What needs to be done: In the records below, work out how many lines hold the word "they". Report the number alone.

[Data records]
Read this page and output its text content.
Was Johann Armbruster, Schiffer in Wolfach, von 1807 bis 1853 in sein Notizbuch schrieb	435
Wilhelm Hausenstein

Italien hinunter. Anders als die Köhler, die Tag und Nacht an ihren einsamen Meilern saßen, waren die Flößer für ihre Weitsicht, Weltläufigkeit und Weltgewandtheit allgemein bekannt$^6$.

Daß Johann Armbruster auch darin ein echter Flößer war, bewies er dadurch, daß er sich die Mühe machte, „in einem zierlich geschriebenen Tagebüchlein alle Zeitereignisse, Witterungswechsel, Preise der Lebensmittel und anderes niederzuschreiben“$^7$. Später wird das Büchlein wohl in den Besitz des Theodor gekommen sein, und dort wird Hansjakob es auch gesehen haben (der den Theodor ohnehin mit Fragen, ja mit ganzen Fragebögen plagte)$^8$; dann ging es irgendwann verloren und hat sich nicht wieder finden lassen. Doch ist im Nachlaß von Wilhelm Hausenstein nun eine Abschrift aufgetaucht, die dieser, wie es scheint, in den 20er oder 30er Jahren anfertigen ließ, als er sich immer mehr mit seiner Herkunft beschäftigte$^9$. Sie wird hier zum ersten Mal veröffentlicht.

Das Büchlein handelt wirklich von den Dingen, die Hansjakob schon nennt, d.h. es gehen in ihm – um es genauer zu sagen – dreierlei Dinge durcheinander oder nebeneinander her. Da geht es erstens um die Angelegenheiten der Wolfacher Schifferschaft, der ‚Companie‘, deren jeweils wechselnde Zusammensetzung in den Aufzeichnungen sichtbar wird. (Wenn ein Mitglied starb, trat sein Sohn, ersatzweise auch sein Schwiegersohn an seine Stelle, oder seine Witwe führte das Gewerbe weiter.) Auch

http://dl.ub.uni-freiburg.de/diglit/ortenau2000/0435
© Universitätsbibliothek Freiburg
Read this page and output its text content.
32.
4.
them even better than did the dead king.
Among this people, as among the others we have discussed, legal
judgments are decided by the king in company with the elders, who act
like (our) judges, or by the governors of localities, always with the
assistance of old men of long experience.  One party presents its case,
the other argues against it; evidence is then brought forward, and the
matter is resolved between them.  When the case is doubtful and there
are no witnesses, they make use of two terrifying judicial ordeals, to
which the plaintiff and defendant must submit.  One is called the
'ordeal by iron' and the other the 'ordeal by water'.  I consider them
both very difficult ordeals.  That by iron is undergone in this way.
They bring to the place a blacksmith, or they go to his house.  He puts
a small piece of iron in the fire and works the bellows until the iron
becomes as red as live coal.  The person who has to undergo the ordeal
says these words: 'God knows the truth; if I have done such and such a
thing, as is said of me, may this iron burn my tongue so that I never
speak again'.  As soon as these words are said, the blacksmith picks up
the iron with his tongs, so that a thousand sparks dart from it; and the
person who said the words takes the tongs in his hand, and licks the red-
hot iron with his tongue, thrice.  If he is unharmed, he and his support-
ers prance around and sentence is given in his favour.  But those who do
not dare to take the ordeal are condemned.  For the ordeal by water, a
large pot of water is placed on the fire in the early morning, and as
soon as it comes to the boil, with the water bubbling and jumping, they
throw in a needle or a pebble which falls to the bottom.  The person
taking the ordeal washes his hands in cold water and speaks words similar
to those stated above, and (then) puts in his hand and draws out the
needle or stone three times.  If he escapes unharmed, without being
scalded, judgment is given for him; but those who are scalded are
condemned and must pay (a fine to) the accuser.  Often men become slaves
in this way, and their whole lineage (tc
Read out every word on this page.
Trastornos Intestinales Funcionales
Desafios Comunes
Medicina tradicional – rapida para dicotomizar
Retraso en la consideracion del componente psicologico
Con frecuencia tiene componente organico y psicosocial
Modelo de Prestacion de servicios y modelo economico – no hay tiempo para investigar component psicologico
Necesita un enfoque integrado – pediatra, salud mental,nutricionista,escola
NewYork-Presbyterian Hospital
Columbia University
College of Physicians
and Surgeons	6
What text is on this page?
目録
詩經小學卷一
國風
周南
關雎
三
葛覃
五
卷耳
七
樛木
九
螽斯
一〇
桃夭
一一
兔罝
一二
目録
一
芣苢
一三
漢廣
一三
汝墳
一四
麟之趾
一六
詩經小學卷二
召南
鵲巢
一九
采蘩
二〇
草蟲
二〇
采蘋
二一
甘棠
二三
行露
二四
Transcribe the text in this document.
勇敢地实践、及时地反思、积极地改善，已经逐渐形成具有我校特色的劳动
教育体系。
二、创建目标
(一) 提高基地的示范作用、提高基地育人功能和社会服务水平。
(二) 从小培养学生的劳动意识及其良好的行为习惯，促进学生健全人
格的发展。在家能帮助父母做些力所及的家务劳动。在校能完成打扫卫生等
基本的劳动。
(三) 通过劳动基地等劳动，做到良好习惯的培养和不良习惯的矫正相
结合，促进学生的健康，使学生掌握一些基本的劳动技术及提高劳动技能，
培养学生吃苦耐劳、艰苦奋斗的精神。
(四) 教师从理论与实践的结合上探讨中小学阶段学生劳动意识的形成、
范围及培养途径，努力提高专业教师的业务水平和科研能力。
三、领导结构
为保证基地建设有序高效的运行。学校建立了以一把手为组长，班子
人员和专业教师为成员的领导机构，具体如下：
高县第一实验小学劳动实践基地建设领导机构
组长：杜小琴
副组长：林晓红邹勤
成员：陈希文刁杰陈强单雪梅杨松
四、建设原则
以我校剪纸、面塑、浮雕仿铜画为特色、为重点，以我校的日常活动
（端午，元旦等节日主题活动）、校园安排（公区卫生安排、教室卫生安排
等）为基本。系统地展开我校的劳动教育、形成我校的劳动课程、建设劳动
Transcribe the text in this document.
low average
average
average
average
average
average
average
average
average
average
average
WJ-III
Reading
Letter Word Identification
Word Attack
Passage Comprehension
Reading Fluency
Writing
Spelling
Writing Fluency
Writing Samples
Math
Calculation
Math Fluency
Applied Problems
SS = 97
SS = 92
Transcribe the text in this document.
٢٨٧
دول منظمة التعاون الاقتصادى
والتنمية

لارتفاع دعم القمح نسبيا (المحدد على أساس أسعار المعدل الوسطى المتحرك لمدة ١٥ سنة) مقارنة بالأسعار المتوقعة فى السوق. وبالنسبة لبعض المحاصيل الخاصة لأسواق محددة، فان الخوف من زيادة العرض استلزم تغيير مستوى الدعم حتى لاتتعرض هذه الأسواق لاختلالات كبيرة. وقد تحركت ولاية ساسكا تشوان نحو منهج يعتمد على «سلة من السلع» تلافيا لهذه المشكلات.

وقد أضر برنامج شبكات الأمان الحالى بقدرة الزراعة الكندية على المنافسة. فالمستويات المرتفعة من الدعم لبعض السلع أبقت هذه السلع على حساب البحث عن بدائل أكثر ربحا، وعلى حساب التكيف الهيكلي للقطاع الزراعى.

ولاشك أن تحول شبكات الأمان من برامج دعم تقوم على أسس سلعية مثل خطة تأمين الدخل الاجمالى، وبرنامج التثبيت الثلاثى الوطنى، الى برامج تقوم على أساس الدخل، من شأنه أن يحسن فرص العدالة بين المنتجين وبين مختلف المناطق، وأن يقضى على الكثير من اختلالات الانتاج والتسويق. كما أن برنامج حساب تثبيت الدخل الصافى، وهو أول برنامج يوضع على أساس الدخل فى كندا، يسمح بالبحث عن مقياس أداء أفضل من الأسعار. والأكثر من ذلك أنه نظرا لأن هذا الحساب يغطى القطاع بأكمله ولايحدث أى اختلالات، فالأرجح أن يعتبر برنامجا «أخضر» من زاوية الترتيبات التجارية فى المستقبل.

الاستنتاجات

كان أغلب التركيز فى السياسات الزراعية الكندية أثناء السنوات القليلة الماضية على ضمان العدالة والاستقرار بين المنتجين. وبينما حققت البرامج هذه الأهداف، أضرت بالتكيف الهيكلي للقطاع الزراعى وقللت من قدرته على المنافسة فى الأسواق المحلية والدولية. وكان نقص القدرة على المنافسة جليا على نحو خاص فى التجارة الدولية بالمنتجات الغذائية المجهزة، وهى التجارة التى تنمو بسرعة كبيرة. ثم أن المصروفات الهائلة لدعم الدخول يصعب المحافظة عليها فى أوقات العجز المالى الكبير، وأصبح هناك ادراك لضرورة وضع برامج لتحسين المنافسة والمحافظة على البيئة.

Solution below: 3